**TEXT SECTION**:
====================

Reaction: What analysts are saying about the NYX/OpenBet deal

By David Cook
In arguably the most significant M & A deal to have been announced this year, it emerged on Monday that NYX Gaming Group is to acquire OpenBet for £270m, with William Hill investing £80m towards the deal and Sky Bet contributing £20m.

As expected, this has got the industry talking. Here is how three industry analysts feel about the acquisition.

Warwick Bartlett, CEO, Global Betting and Gaming Consultants :

“This will enable NYX to become a serious software competitor in the UK. William Hill has set out a series of investments for future development and I suspect that will be geared to upgrading casino and slots.

“With regards to OpenBet’s position in the enlarged group, it will depend on which entity has the most expertise. Very often the managers of the company being acquired have more expertise, which is why their business has been acquired. Alternatively, NYX may have a strategy that OpenBet had previously not considered. Time will tell.

“The big question is whether NYX will lose some of its other customers because of fear of contracting with a company part-owned by a competitor. The second question is whether a company serving two important shareholders will be left behind on innovation from competitors such as Microgaming and Playtech, who are serving and taking input from more customers. It seems the consolidation that is taking place with operators is now being induced on providers.”

====================

[Recorded data]

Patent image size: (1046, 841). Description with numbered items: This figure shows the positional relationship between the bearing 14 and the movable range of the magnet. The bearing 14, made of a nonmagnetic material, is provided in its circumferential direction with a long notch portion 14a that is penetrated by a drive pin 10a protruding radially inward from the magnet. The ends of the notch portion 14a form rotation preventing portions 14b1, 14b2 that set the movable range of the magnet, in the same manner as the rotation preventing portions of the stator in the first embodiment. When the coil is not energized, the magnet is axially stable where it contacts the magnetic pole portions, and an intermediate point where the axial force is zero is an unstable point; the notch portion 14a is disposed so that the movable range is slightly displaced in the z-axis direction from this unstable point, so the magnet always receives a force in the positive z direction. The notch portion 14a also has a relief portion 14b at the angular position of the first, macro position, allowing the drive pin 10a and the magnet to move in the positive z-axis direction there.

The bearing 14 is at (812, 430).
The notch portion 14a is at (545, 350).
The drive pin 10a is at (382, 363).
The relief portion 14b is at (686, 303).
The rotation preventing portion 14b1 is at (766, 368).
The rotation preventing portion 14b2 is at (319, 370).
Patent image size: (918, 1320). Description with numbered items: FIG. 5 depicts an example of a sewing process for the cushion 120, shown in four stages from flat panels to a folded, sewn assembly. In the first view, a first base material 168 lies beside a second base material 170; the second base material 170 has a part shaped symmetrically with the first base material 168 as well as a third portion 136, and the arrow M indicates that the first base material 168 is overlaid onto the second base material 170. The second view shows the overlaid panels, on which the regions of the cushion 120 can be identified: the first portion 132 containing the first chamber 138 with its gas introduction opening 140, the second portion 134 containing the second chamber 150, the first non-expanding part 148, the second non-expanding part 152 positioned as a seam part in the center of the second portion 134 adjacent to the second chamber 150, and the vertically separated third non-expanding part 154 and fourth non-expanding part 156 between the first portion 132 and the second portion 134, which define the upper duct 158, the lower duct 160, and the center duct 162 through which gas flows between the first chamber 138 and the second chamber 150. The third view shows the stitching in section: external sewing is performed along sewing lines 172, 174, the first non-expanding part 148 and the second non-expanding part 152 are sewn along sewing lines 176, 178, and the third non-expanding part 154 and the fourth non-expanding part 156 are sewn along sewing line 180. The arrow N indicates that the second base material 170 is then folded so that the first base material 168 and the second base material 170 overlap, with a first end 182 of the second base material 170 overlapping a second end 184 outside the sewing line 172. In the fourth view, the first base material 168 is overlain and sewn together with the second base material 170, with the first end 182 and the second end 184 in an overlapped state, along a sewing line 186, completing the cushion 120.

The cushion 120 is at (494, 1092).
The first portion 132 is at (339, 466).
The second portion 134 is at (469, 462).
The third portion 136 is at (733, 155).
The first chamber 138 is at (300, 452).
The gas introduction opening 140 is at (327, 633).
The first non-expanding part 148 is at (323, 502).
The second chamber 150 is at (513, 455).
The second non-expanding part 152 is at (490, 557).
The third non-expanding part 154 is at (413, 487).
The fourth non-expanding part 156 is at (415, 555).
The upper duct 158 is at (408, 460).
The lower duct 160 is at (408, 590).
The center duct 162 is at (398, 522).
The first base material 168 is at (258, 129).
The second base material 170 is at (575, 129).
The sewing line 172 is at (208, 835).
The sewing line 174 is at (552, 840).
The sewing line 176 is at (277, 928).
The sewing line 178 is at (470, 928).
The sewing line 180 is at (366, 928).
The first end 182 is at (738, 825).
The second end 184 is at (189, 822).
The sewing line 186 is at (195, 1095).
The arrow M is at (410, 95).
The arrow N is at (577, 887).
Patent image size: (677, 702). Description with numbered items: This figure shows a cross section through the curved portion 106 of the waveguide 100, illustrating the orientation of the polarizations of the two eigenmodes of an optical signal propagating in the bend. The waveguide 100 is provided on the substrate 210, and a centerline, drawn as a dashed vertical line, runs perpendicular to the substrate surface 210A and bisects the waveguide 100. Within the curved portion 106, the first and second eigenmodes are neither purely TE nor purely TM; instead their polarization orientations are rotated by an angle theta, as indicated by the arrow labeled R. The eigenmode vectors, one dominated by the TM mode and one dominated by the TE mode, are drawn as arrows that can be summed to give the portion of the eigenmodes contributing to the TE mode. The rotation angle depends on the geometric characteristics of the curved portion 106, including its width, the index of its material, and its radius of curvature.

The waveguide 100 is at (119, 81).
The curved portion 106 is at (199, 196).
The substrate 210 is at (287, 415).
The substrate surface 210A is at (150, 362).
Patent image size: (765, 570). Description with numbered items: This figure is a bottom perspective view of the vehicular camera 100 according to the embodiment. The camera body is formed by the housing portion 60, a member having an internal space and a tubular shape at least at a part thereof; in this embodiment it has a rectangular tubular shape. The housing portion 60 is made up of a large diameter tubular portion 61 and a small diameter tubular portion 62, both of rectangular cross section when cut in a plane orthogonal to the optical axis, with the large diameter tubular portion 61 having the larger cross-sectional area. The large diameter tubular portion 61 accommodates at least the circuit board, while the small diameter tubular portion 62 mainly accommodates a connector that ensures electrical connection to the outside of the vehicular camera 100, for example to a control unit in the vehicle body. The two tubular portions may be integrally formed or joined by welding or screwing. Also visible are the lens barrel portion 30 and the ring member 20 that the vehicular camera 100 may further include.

====================

**ASSIGNMENT 1**: Retype the passage of the article on the NYX/OpenBet deal between "Warwick Bartlett, CEO, Global" and "Time will tell.", inclusive.
**ASSIGNMENT 2**: According to the article on the NYX/OpenBet deal, how much is William Hill investing toward the acquisition?

**ANSWER 1**:
Warwick Bartlett, CEO, Global Betting and Gaming Consultants :

“This will enable NYX to become a serious software competitor in the UK. William Hill has set out a series of investments for future development and I suspect that will be geared to upgrading casino and slots.

“With regards to OpenBet’s position in the enlarged group, it will depend on which entity has the most expertise. Very often the managers of the company being acquired have more expertise, which is why their business has been acquired. Alternatively, NYX may have a strategy that OpenBet had previously not considered. Time will tell.

**ANSWER 2**: £80m